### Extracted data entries
BEGIN

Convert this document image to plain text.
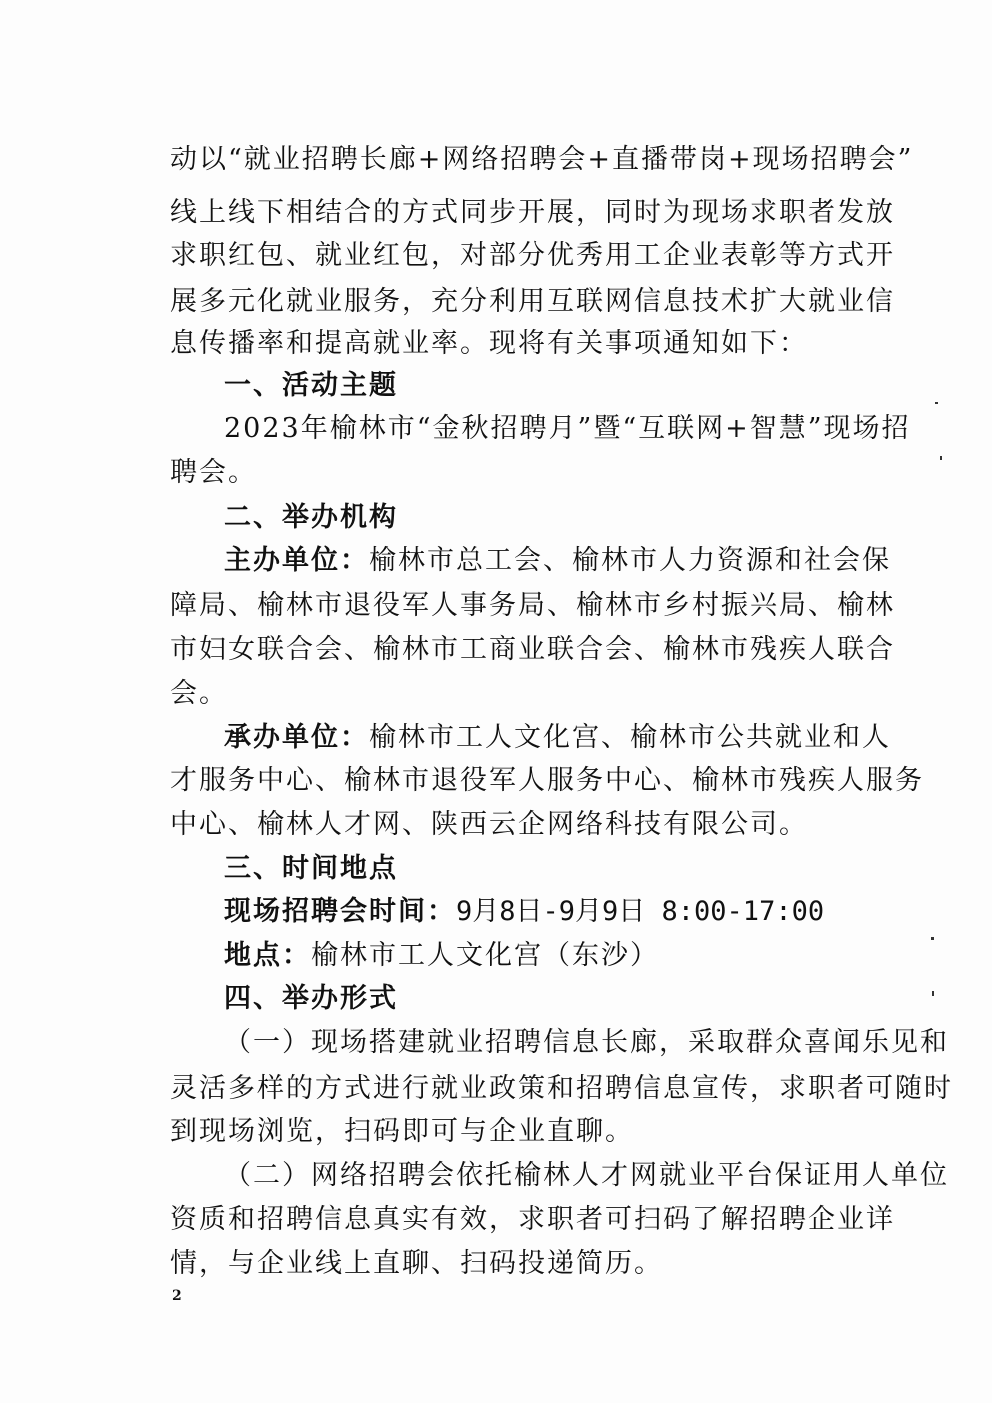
动以“就业招聘长廊+网络招聘会+直播带岗+现场招聘会”
线上线下相结合的方式同步开展，同时为现场求职者发放
求职红包、就业红包，对部分优秀用工企业表彰等方式开
展多元化就业服务，充分利用互联网信息技术扩大就业信
息传播率和提高就业率。现将有关事项通知如下：
一、活动主题
2023年榆林市“金秋招聘月”暨“互联网+智慧”现场招
聘会。
二、举办机构
主办单位：榆林市总工会、榆林市人力资源和社会保
障局、榆林市退役军人事务局、榆林市乡村振兴局、榆林
市妇女联合会、榆林市工商业联合会、榆林市残疾人联合
会。
承办单位：榆林市工人文化宫、榆林市公共就业和人
才服务中心、榆林市退役军人服务中心、榆林市残疾人服务
中心、榆林人才网、陕西云企网络科技有限公司。
三、时间地点
现场招聘会时间：9月8日-9月9日 8:00-17:00
地点：榆林市工人文化宫（东沙）
四、举办形式
（一）现场搭建就业招聘信息长廊，采取群众喜闻乐见和
灵活多样的方式进行就业政策和招聘信息宣传，求职者可随时
到现场浏览，扫码即可与企业直聊。
（二）网络招聘会依托榆林人才网就业平台保证用人单位
资质和招聘信息真实有效，求职者可扫码了解招聘企业详
情，与企业线上直聊、扫码投递简历。
2
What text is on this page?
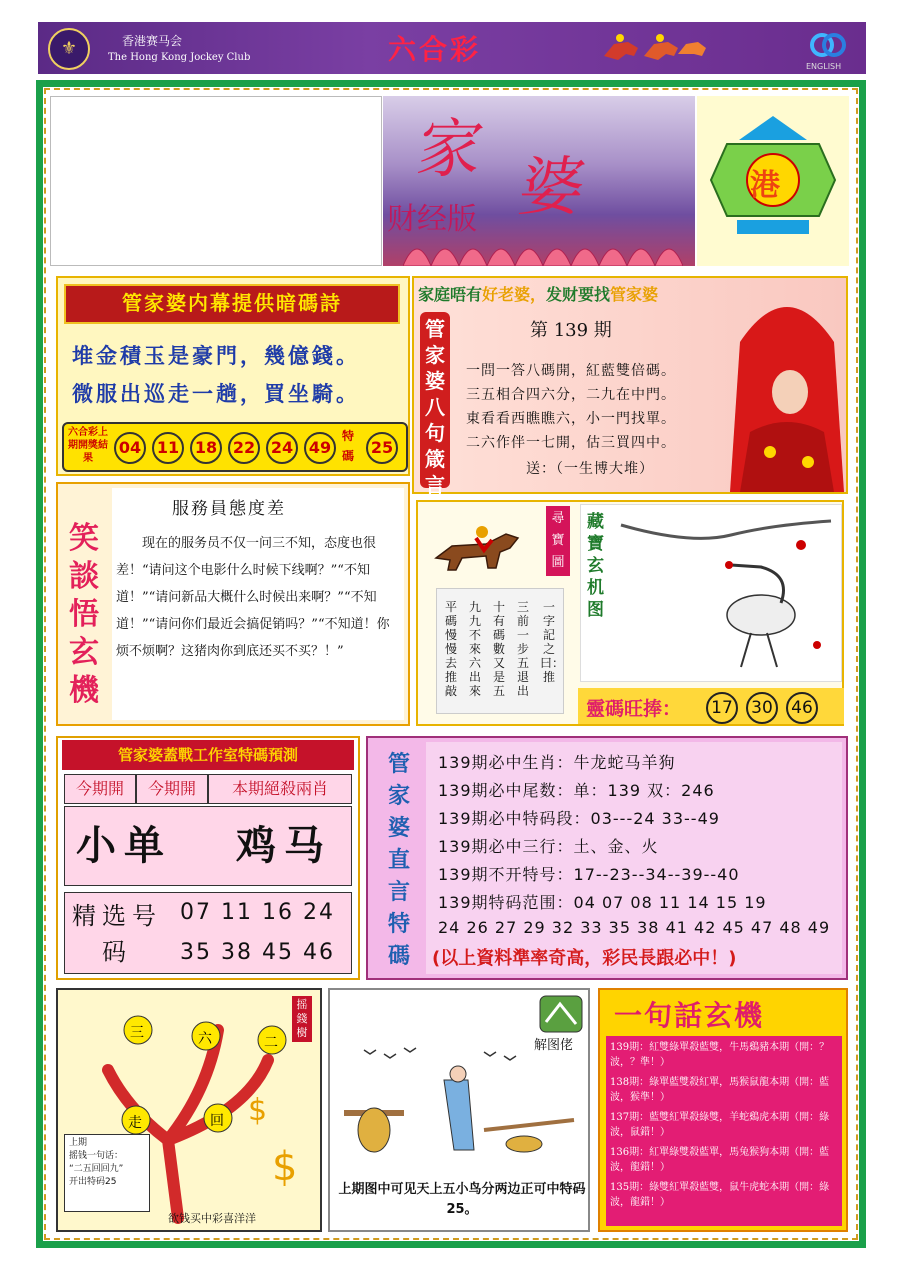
⚜	香港赛马会
The Hong Kong Jockey Club	六合彩
ENGLISH
家
婆
财经版
港
管家婆内幕提供暗碼詩
堆金積玉是豪門，幾億錢。
微服出巡走一趟，買坐騎。
六合彩上期開獎結果
04 11 18 22 24 49
特碼	25
家庭唔有好老婆，发财要找管家婆
管家婆八句箴言
第 139 期
一問一答八碼開，紅藍雙倍碼。
三五相合四六分，二九在中門。
東看看西瞧瞧六，小一門找單。
二六作伴一七開，估三買四中。
送：（一生博大堆）
笑談悟玄機
服務員態度差
现在的服务员不仅一问三不知，态度也很差！“请问这个电影什么时候下线啊？”“不知道！”“请问新品大概什么时候出来啊？”“不知道！”“请问你们最近会搞促销吗？”“不知道！你烦不烦啊？这猪肉你到底还买不买？！”
尋寶圖
一字記之曰：推
三前一步五退出
十有碼數又是五
九九不來六出來
平碼慢慢去推敲
藏寶玄机图
靈碼旺捧：	17	30	46
管家婆蓋戰工作室特碼預測
今期開	今期開	本期絕殺兩肖
小单 鸡马
精选号码
07 11 16 24
35 38 45 46
管家婆直言特碼
139期必中生肖：牛龙蛇马羊狗
139期必中尾数：单：139 双：246
139期必中特码段：03---24 33--49
139期必中三行：土、金、火
139期不开特号：17--23--34--39--40
139期特码范围：04 07 08 11 14 15 19
24 26 27 29 32 33 35 38 41 42 45 47 48 49
(以上資料準率奇高，彩民長跟必中！)
$
$
三	六	二
走	回
摇錢樹
上期
摇钱一句话：
“二五回回九”
开出特码25
欲钱买中彩喜洋洋
解图佬
上期图中可见天上五小鸟分两边正可中特码25。
一句話玄機
139期：紅雙綠單殺藍雙，牛馬鷄豬本期（開：？波，？準！）
138期：綠單藍雙殺紅單，馬猴鼠龍本期（開：藍波，猴準！）
137期：藍雙紅單殺綠雙，羊蛇鷄虎本期（開：綠波，鼠錯！）
136期：紅單綠雙殺藍單，馬兔猴狗本期（開：藍波，龍錯！）
135期：綠雙紅單殺藍雙，鼠牛虎蛇本期（開：綠波，龍錯！）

END

### CHALLENGE
Every record is to be reproduced exactly, with no pictures included.

### FINISHED EXERCISE
Convert this document image to plain text.
动以“就业招聘长廊+网络招聘会+直播带岗+现场招聘会”
线上线下相结合的方式同步开展，同时为现场求职者发放
求职红包、就业红包，对部分优秀用工企业表彰等方式开
展多元化就业服务，充分利用互联网信息技术扩大就业信
息传播率和提高就业率。现将有关事项通知如下：
一、活动主题
2023年榆林市“金秋招聘月”暨“互联网+智慧”现场招
聘会。
二、举办机构
主办单位：榆林市总工会、榆林市人力资源和社会保
障局、榆林市退役军人事务局、榆林市乡村振兴局、榆林
市妇女联合会、榆林市工商业联合会、榆林市残疾人联合
会。
承办单位：榆林市工人文化宫、榆林市公共就业和人
才服务中心、榆林市退役军人服务中心、榆林市残疾人服务
中心、榆林人才网、陕西云企网络科技有限公司。
三、时间地点
现场招聘会时间：9月8日-9月9日 8:00-17:00
地点：榆林市工人文化宫（东沙）
四、举办形式
（一）现场搭建就业招聘信息长廊，采取群众喜闻乐见和
灵活多样的方式进行就业政策和招聘信息宣传，求职者可随时
到现场浏览，扫码即可与企业直聊。
（二）网络招聘会依托榆林人才网就业平台保证用人单位
资质和招聘信息真实有效，求职者可扫码了解招聘企业详
情，与企业线上直聊、扫码投递简历。
2
What text is on this page?
⚜	香港赛马会
The Hong Kong Jockey Club	六合彩
ENGLISH
家
婆
财经版
港
管家婆内幕提供暗碼詩
堆金積玉是豪門，幾億錢。
微服出巡走一趟，買坐騎。
六合彩上期開獎結果
04 11 18 22 24 49
特碼	25
家庭唔有好老婆，发财要找管家婆
管家婆八句箴言
第 139 期
一問一答八碼開，紅藍雙倍碼。
三五相合四六分，二九在中門。
東看看西瞧瞧六，小一門找單。
二六作伴一七開，估三買四中。
送：（一生博大堆）
笑談悟玄機
服務員態度差
现在的服务员不仅一问三不知，态度也很差！“请问这个电影什么时候下线啊？”“不知道！”“请问新品大概什么时候出来啊？”“不知道！”“请问你们最近会搞促销吗？”“不知道！你烦不烦啊？这猪肉你到底还买不买？！”
尋寶圖
一字記之曰：推
三前一步五退出
十有碼數又是五
九九不來六出來
平碼慢慢去推敲
藏寶玄机图
靈碼旺捧：	17	30	46
管家婆蓋戰工作室特碼預測
今期開	今期開	本期絕殺兩肖
小单 鸡马
精选号码
07 11 16 24
35 38 45 46
管家婆直言特碼
139期必中生肖：牛龙蛇马羊狗
139期必中尾数：单：139 双：246
139期必中特码段：03---24 33--49
139期必中三行：土、金、火
139期不开特号：17--23--34--39--40
139期特码范围：04 07 08 11 14 15 19
24 26 27 29 32 33 35 38 41 42 45 47 48 49
(以上資料準率奇高，彩民長跟必中！)
$
$
三	六	二
走	回
摇錢樹
上期
摇钱一句话：
“二五回回九”
开出特码25
欲钱买中彩喜洋洋
解图佬
上期图中可见天上五小鸟分两边正可中特码25。
一句話玄機
139期：紅雙綠單殺藍雙，牛馬鷄豬本期（開：？波，？準！）
138期：綠單藍雙殺紅單，馬猴鼠龍本期（開：藍波，猴準！）
137期：藍雙紅單殺綠雙，羊蛇鷄虎本期（開：綠波，鼠錯！）
136期：紅單綠雙殺藍單，馬兔猴狗本期（開：藍波，龍錯！）
135期：綠雙紅單殺藍雙，鼠牛虎蛇本期（開：綠波，龍錯！）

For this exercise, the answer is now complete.